**INFORMATION GIVEN:**
##############################

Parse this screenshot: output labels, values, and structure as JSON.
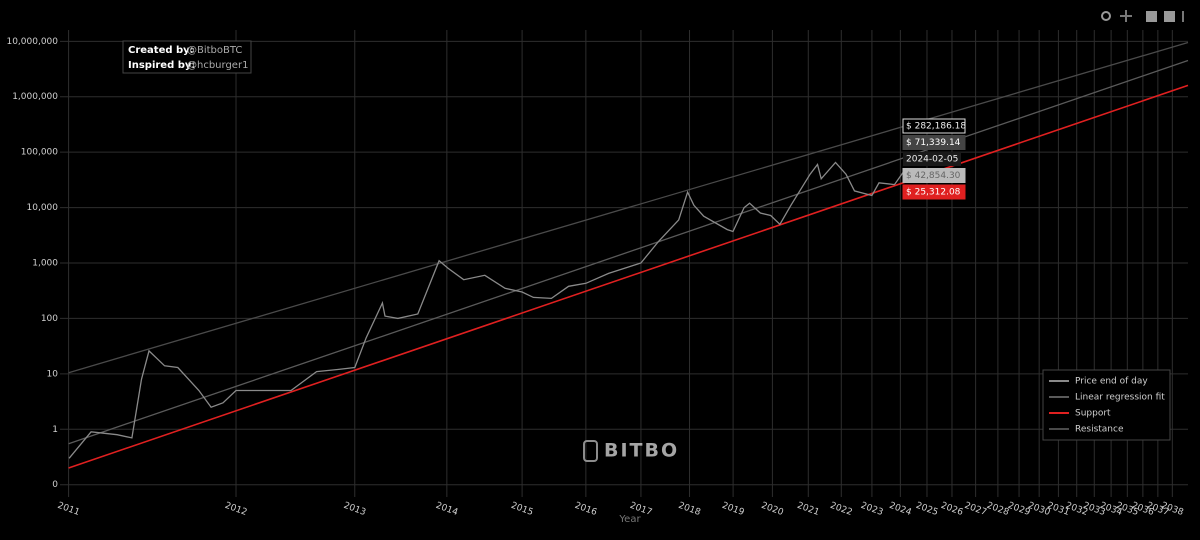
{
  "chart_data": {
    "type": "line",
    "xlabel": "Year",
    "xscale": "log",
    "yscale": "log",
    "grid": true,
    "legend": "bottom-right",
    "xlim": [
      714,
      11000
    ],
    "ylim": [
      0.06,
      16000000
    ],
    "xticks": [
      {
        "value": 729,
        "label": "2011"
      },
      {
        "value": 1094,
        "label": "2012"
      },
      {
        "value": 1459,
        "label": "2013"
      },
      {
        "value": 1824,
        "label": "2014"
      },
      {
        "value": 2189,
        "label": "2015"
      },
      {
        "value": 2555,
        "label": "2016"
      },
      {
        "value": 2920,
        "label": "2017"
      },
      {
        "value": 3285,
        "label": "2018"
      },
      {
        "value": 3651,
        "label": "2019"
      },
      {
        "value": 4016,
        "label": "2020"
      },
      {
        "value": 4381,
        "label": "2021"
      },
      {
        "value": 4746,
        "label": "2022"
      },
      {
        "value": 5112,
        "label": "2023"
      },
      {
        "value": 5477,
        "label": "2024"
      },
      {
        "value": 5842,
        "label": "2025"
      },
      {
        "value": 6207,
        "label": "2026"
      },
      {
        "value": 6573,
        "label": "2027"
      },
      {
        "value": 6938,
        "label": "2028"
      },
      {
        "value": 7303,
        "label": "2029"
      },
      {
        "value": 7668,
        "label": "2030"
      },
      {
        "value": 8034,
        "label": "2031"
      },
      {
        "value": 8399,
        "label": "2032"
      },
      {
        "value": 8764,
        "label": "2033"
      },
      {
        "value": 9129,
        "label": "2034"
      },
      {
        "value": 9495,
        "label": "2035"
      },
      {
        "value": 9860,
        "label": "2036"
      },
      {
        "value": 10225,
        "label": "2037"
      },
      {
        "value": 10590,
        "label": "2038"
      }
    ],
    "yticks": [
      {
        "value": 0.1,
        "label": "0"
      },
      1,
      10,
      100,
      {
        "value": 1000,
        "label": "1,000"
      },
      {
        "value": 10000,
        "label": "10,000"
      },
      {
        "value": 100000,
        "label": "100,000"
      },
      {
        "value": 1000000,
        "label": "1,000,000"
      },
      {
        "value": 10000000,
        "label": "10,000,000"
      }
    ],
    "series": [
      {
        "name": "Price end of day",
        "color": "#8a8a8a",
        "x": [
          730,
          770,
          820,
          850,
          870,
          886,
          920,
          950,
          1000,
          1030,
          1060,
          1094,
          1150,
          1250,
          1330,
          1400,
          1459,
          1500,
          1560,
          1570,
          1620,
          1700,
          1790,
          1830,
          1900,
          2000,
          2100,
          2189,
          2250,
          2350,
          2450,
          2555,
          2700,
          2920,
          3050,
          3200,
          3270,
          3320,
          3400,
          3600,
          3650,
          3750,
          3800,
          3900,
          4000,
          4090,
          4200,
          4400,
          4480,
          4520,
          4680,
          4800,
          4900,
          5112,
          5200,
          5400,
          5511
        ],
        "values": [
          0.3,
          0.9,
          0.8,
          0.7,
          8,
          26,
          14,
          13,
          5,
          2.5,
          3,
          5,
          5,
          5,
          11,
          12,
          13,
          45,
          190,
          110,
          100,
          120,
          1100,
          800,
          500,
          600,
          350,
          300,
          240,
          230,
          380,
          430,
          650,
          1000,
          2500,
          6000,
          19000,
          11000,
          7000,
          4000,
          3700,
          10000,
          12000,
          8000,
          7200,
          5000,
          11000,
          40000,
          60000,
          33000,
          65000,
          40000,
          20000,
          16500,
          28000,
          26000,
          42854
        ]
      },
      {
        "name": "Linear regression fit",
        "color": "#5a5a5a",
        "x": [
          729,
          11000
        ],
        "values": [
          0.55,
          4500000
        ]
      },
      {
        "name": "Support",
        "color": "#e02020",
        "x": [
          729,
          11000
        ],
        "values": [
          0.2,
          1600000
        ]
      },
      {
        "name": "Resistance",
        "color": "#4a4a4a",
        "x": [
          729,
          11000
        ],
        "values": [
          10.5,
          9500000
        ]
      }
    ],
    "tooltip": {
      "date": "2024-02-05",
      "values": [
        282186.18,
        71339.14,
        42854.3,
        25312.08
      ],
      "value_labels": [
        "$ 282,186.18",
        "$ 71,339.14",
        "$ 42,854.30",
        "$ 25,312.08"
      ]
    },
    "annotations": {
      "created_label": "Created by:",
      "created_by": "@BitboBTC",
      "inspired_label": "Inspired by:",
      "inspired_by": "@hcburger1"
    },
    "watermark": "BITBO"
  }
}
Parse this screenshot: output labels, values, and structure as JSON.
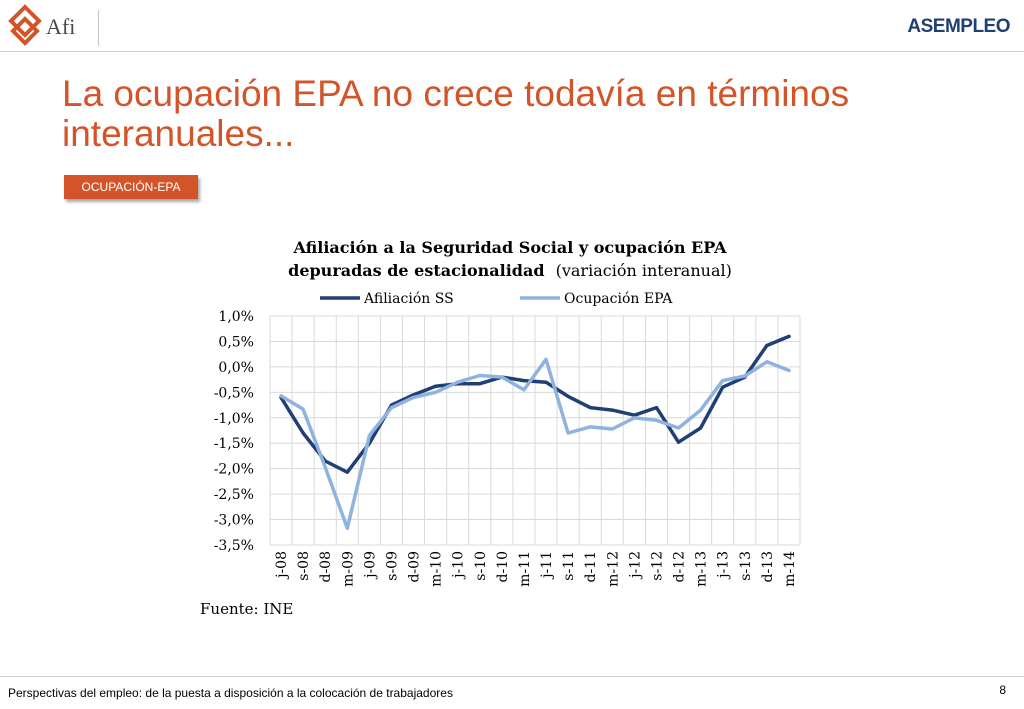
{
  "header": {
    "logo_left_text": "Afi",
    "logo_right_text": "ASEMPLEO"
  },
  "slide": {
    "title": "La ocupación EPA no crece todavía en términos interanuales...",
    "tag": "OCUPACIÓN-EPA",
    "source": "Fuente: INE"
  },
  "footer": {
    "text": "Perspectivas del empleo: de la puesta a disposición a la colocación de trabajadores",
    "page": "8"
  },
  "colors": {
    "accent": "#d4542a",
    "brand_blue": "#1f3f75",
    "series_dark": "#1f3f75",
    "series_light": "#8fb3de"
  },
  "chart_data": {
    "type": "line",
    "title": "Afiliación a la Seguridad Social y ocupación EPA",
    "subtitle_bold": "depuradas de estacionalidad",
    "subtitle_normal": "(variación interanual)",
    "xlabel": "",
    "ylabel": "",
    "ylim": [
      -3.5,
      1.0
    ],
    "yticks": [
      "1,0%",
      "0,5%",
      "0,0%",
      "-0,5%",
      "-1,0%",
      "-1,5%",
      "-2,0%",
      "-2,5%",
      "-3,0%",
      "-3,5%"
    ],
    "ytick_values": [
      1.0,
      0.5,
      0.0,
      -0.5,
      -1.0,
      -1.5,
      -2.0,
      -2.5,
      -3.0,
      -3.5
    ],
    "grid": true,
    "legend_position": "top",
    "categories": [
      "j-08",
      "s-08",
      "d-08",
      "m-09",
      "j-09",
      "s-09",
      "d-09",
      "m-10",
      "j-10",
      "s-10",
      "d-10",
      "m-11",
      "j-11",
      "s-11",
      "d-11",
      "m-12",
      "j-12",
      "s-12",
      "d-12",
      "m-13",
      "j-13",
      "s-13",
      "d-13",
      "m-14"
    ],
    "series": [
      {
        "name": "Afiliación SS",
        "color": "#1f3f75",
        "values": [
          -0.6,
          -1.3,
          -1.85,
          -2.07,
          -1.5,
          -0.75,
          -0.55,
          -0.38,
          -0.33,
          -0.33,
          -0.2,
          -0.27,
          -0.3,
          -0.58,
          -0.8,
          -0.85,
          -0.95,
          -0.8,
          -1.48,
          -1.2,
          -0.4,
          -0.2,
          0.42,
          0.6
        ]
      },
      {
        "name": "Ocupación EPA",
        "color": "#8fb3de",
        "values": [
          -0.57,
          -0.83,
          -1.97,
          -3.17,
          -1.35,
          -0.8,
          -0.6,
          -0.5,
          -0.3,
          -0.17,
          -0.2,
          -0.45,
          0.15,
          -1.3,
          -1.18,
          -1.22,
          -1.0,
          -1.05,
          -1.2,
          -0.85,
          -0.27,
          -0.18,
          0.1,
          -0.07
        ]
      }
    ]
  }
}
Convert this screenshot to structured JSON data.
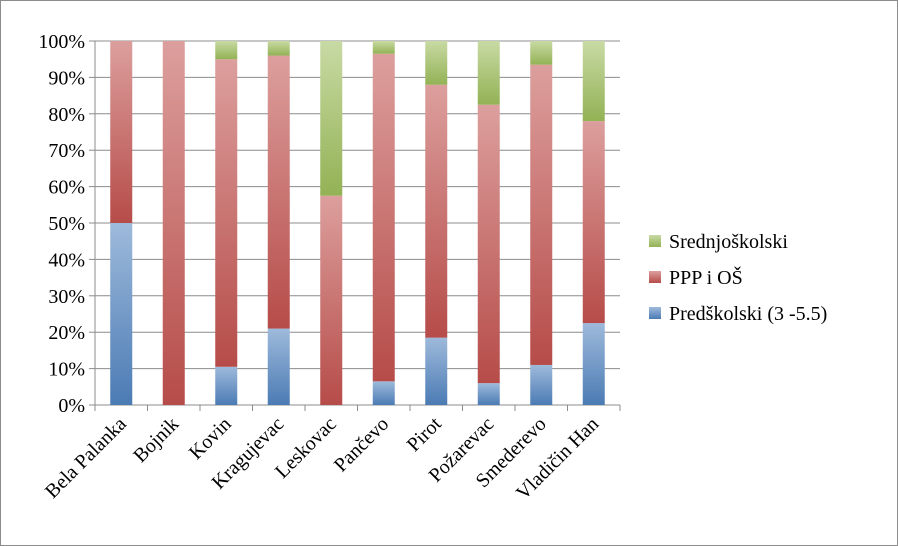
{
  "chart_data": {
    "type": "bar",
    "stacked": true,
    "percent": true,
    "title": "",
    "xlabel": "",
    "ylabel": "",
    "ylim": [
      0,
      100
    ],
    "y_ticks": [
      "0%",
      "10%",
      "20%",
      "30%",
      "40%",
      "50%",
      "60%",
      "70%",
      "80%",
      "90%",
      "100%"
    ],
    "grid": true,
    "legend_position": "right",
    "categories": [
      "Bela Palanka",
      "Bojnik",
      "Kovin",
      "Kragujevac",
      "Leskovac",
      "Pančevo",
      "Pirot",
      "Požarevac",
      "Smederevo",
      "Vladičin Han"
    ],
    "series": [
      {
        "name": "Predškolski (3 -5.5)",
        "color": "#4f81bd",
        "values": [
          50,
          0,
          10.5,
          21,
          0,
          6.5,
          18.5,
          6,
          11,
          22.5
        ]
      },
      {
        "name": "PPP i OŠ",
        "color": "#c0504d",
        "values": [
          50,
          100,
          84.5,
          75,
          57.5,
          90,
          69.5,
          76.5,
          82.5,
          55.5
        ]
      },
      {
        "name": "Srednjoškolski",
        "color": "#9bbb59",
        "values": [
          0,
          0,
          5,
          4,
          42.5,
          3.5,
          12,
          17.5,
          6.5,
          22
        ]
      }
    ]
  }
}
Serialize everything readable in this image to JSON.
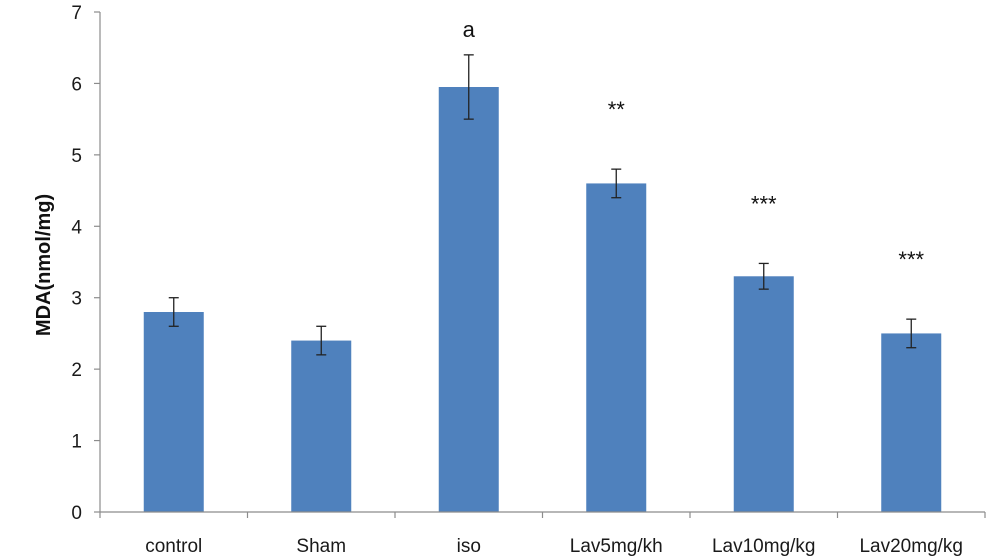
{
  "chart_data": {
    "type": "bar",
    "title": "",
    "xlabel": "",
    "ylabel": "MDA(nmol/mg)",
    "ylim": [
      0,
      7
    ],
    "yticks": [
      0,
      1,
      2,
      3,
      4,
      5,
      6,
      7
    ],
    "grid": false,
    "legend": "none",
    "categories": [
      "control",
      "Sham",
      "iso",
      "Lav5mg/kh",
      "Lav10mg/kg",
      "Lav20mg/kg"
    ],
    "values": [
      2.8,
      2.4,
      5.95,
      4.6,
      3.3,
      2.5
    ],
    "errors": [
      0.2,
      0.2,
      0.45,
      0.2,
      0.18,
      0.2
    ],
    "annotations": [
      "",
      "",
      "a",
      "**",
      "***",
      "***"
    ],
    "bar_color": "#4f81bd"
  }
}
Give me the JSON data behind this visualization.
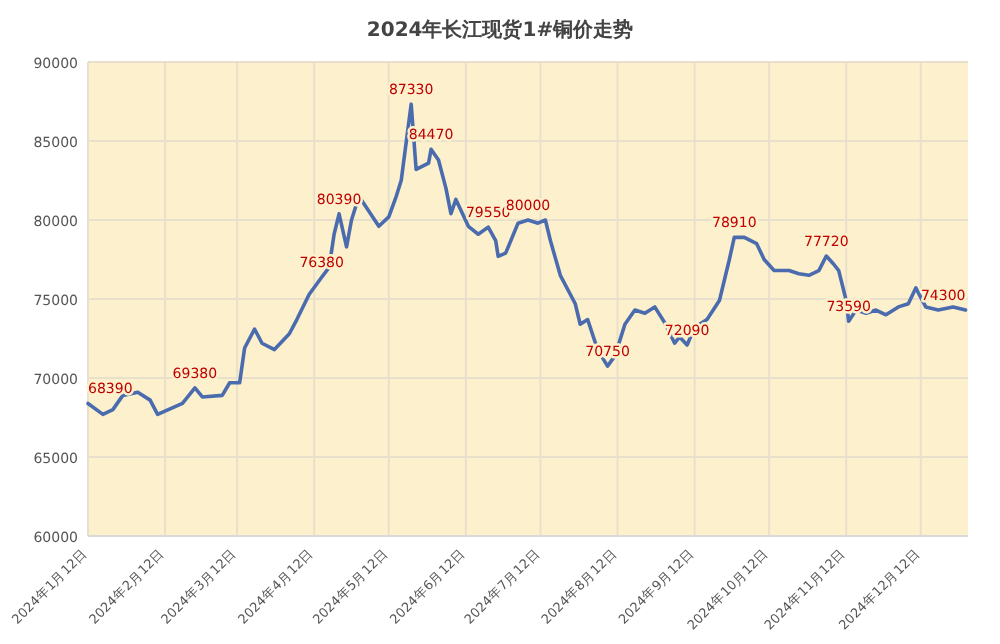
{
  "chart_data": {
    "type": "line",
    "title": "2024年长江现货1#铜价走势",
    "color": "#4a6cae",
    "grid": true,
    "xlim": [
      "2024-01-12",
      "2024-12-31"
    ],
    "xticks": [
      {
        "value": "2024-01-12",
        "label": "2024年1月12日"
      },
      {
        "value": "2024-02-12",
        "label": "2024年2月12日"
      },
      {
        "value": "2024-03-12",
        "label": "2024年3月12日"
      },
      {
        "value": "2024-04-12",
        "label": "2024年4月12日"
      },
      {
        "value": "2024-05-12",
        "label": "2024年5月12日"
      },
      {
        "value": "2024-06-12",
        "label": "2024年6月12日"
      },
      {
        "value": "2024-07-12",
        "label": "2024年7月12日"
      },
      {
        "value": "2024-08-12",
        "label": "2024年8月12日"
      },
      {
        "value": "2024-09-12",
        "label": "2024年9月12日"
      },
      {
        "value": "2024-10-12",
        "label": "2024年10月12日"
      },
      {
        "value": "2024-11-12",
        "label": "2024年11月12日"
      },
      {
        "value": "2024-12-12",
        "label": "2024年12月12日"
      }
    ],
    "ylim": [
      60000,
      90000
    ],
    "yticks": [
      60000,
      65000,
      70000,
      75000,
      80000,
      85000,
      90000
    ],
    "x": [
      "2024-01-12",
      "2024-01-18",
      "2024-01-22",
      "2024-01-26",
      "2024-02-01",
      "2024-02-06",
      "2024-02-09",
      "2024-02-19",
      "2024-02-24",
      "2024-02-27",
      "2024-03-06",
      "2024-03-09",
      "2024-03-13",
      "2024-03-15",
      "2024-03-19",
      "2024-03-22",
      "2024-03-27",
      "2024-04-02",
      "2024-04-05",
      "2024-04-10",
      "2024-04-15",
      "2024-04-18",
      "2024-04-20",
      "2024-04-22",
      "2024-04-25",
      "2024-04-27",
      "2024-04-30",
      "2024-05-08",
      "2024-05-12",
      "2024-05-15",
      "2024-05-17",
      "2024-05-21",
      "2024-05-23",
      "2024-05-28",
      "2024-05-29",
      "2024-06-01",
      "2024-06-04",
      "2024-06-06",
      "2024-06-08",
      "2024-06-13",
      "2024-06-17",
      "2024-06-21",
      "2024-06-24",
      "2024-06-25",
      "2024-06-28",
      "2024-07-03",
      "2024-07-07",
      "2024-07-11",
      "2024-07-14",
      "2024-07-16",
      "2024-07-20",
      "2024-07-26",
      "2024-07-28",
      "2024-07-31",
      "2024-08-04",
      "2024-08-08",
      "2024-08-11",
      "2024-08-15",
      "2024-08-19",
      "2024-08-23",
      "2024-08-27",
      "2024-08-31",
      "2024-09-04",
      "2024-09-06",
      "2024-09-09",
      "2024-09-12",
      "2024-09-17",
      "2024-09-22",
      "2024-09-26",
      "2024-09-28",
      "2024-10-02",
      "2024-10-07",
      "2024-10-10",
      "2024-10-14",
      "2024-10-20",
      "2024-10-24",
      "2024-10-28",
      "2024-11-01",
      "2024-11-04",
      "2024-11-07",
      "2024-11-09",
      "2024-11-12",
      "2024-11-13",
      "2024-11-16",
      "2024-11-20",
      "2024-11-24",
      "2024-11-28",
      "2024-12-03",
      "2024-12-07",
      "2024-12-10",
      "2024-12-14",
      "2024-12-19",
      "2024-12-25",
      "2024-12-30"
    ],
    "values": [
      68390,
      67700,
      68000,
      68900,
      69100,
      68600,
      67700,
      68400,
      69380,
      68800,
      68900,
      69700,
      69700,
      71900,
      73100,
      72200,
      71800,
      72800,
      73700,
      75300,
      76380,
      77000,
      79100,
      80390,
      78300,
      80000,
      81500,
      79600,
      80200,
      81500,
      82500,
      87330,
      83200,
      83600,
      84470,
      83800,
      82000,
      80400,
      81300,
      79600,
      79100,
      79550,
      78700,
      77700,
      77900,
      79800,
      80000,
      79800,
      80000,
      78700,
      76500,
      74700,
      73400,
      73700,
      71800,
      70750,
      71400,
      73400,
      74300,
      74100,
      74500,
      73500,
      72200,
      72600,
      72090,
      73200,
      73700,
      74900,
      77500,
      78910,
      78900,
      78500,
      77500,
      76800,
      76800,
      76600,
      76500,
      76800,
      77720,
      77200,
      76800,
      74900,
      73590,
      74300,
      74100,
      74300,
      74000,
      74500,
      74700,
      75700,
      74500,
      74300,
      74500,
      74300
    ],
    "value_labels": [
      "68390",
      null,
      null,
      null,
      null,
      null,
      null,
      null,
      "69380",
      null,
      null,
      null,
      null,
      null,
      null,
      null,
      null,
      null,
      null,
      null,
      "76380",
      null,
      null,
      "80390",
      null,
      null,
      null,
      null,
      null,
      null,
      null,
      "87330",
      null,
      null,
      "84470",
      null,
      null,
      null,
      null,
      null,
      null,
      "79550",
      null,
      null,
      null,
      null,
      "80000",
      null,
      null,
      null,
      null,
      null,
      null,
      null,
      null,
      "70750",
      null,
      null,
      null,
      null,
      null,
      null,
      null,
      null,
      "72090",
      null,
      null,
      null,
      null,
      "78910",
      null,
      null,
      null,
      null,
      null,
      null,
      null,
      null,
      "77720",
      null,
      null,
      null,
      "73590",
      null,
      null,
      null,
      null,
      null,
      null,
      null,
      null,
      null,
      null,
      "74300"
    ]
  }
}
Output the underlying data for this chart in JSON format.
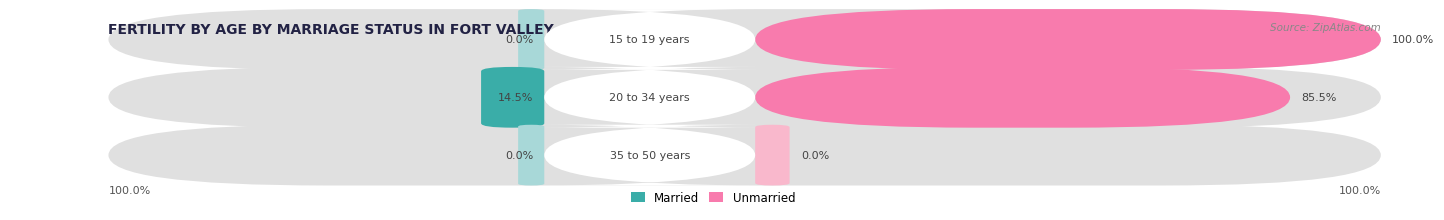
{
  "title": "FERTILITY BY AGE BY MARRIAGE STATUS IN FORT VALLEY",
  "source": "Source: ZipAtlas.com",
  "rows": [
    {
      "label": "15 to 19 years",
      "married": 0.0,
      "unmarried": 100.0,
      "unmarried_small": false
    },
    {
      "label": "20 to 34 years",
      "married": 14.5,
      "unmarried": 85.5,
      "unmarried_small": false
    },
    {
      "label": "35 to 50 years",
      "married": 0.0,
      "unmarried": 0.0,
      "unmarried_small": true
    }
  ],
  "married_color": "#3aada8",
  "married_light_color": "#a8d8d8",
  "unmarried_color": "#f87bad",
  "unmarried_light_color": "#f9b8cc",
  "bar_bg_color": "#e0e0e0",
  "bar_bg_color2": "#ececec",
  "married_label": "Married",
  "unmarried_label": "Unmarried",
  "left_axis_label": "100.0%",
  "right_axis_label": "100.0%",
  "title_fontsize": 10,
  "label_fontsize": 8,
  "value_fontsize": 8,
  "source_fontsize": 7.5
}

##############################

**TASK DIRECTIONS:**
Track down every line with the word "JSON" and copy it.

**FINISHED EXERCISE:**
Parse this screenshot: output labels, values, and structure as JSON.
Parse this screenshot: output labels, values, and structure as JSON.
Convert this screenshot to structured JSON data.
Serialize everything readable in this image to JSON.
Give me the JSON data behind this visualization.
Output the underlying data for this chart in JSON format.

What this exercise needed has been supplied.